== TO BE DONE ==
Write out every line of the data below word for word, omitting the pictures.

[Element box records]
——
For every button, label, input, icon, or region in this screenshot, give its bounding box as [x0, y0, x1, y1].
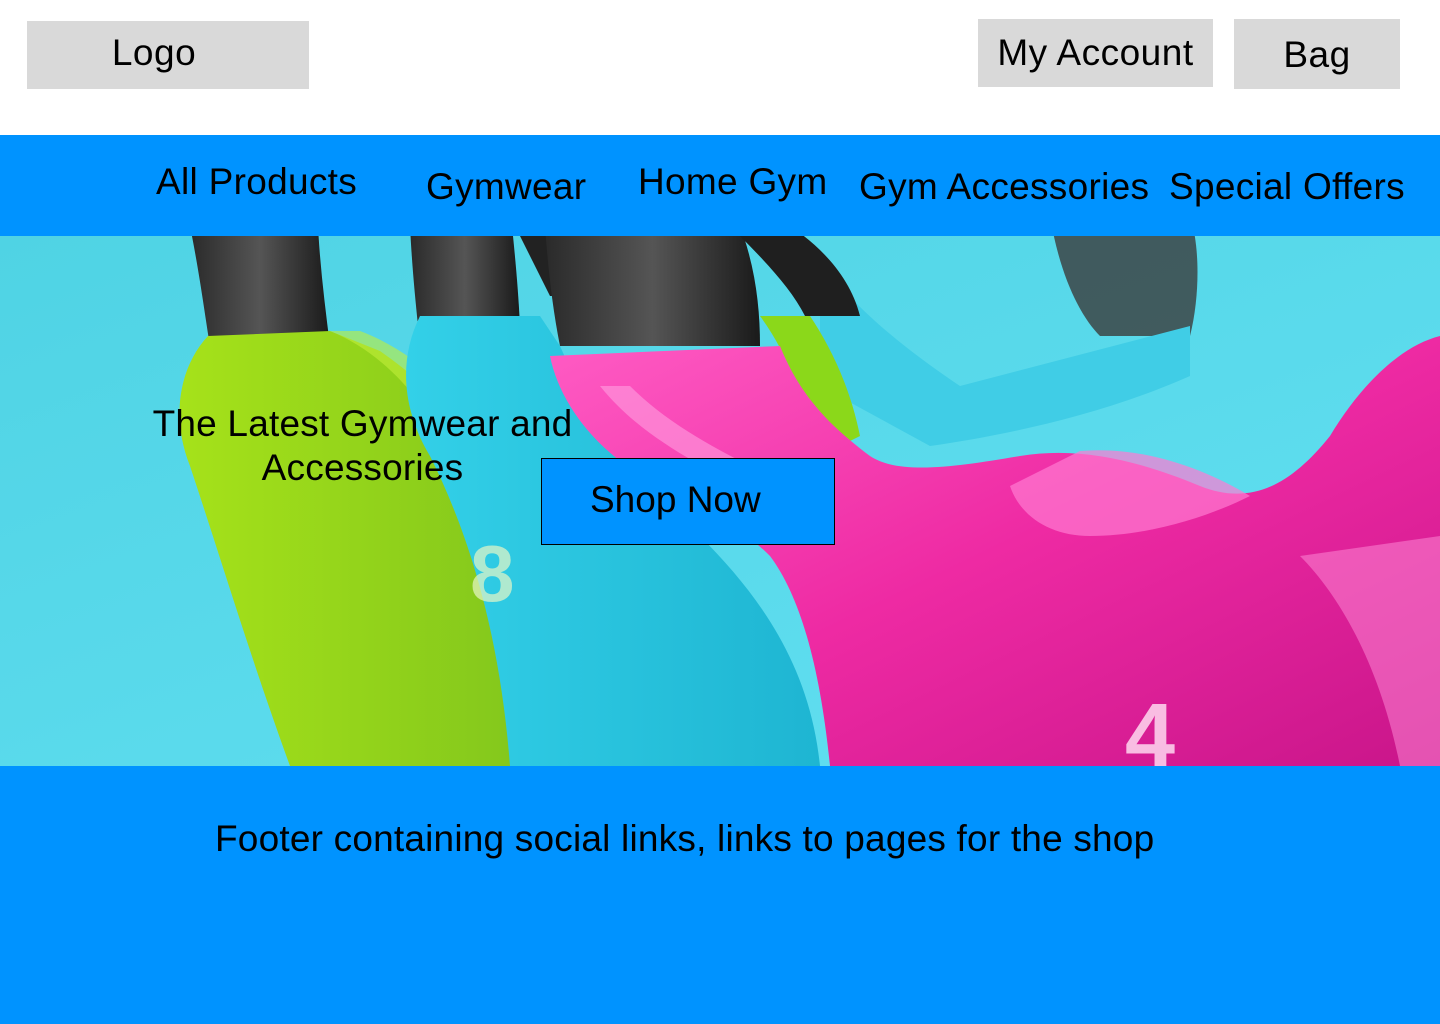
hero-title-line-2: Accessories: [261, 447, 464, 488]
shop-now-label: Shop Now: [590, 479, 761, 520]
nav-item-special-offers[interactable]: Special Offers: [1169, 168, 1405, 205]
main-navigation: All Products Gymwear Home Gym Gym Access…: [0, 135, 1440, 236]
header: Logo My Account Bag: [0, 0, 1440, 135]
bag-button[interactable]: Bag: [1234, 19, 1400, 89]
my-account-label: My Account: [997, 31, 1194, 73]
hero-title: The Latest Gymwear and Accessories: [130, 402, 595, 490]
pink-bell-number: 4: [1125, 686, 1175, 766]
logo-placeholder[interactable]: Logo: [27, 21, 309, 89]
hero-banner: 8 4 The Latest Gymwear and Accessories S…: [0, 236, 1440, 766]
nav-item-home-gym[interactable]: Home Gym: [638, 163, 827, 200]
footer: Footer containing social links, links to…: [0, 766, 1440, 1024]
green-bell-number: 8: [470, 529, 515, 618]
nav-item-all-products[interactable]: All Products: [156, 163, 357, 200]
my-account-button[interactable]: My Account: [978, 19, 1213, 87]
nav-item-gymwear[interactable]: Gymwear: [426, 168, 586, 205]
shop-now-button[interactable]: Shop Now: [541, 458, 835, 545]
page: Logo My Account Bag All Products Gymwear…: [0, 0, 1440, 1024]
bag-label: Bag: [1283, 33, 1351, 75]
logo-label: Logo: [111, 31, 197, 73]
hero-title-line-1: The Latest Gymwear and: [152, 403, 573, 444]
nav-item-gym-accessories[interactable]: Gym Accessories: [859, 168, 1149, 205]
footer-description: Footer containing social links, links to…: [215, 818, 1155, 859]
——
== WORKED SOLUTION ==
For every button, label, input, icon, or region in this screenshot, give its bounding box as [x0, y0, x1, y1].
hero-title-line-2: Accessories: [261, 447, 464, 488]
shop-now-label: Shop Now: [590, 479, 761, 520]
nav-item-special-offers[interactable]: Special Offers: [1169, 168, 1405, 205]
main-navigation: All Products Gymwear Home Gym Gym Access…: [0, 135, 1440, 236]
header: Logo My Account Bag: [0, 0, 1440, 135]
bag-button[interactable]: Bag: [1234, 19, 1400, 89]
my-account-label: My Account: [997, 31, 1194, 73]
hero-title: The Latest Gymwear and Accessories: [130, 402, 595, 490]
pink-bell-number: 4: [1125, 686, 1175, 766]
logo-placeholder[interactable]: Logo: [27, 21, 309, 89]
hero-banner: 8 4 The Latest Gymwear and Accessories S…: [0, 236, 1440, 766]
nav-item-home-gym[interactable]: Home Gym: [638, 163, 827, 200]
footer: Footer containing social links, links to…: [0, 766, 1440, 1024]
green-bell-number: 8: [470, 529, 515, 618]
nav-item-all-products[interactable]: All Products: [156, 163, 357, 200]
my-account-button[interactable]: My Account: [978, 19, 1213, 87]
nav-item-gymwear[interactable]: Gymwear: [426, 168, 586, 205]
shop-now-button[interactable]: Shop Now: [541, 458, 835, 545]
page: Logo My Account Bag All Products Gymwear…: [0, 0, 1440, 1024]
bag-label: Bag: [1283, 33, 1351, 75]
logo-label: Logo: [111, 31, 197, 73]
hero-title-line-1: The Latest Gymwear and: [152, 403, 573, 444]
nav-item-gym-accessories[interactable]: Gym Accessories: [859, 168, 1149, 205]
footer-description: Footer containing social links, links to…: [215, 818, 1155, 859]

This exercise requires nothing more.